PROBLEM:
Gather all lines with "Tiger" from the records.
* Start SUPPLIED DATA *
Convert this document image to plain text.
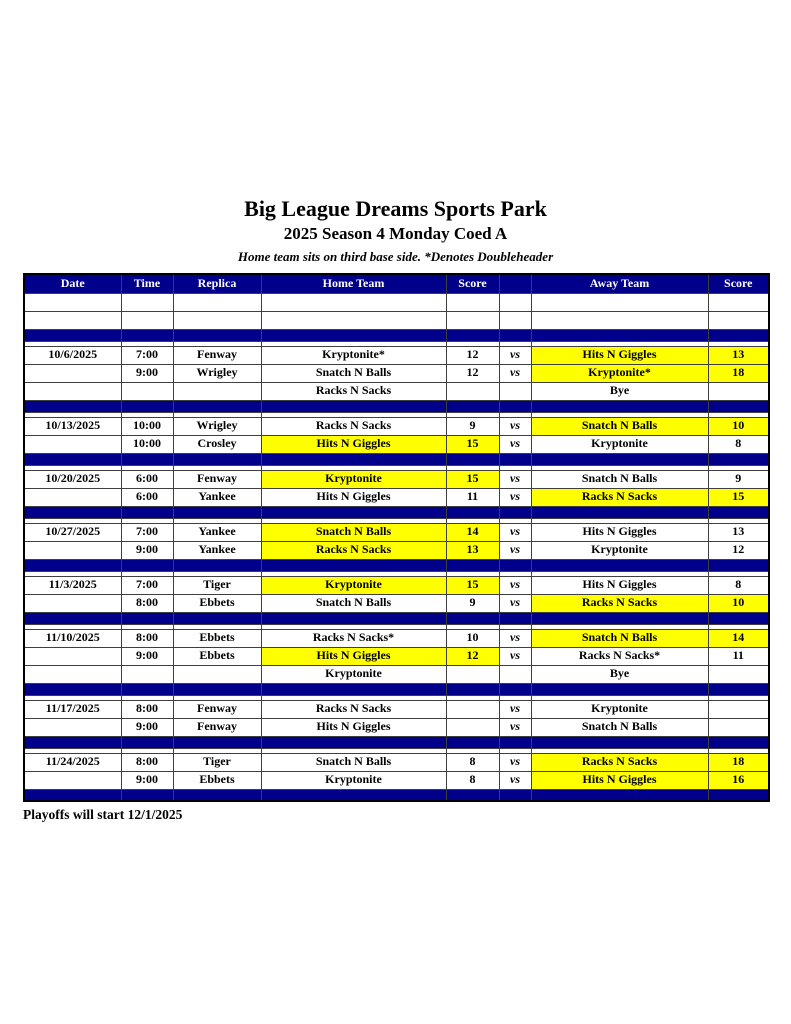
Big League Dreams Sports Park
2025 Season 4 Monday Coed A
Home team sits on third base side. *Denotes Doubleheader
Date	Time	Replica	Home Team	Score		Away Team	Score

10/6/2025	7:00	Fenway	Kryptonite*	12	vs	Hits N Giggles	13
	9:00	Wrigley	Snatch N Balls	12	vs	Kryptonite*	18
			Racks N Sacks			Bye	

10/13/2025	10:00	Wrigley	Racks N Sacks	9	vs	Snatch N Balls	10
	10:00	Crosley	Hits N Giggles	15	vs	Kryptonite	8

10/20/2025	6:00	Fenway	Kryptonite	15	vs	Snatch N Balls	9
	6:00	Yankee	Hits N Giggles	11	vs	Racks N Sacks	15

10/27/2025	7:00	Yankee	Snatch N Balls	14	vs	Hits N Giggles	13
	9:00	Yankee	Racks N Sacks	13	vs	Kryptonite	12

11/3/2025	7:00	Tiger	Kryptonite	15	vs	Hits N Giggles	8
	8:00	Ebbets	Snatch N Balls	9	vs	Racks N Sacks	10

11/10/2025	8:00	Ebbets	Racks N Sacks*	10	vs	Snatch N Balls	14
	9:00	Ebbets	Hits N Giggles	12	vs	Racks N Sacks*	11
			Kryptonite			Bye	

11/17/2025	8:00	Fenway	Racks N Sacks		vs	Kryptonite	
	9:00	Fenway	Hits N Giggles		vs	Snatch N Balls	

11/24/2025	8:00	Tiger	Snatch N Balls	8	vs	Racks N Sacks	18
	9:00	Ebbets	Kryptonite	8	vs	Hits N Giggles	16

Playoffs will start 12/1/2025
* End SUPPLIED DATA *
ANSWER:
11/3/2025	7:00	Tiger	Kryptonite	15	vs	Hits N Giggles	8
11/24/2025	8:00	Tiger	Snatch N Balls	8	vs	Racks N Sacks	18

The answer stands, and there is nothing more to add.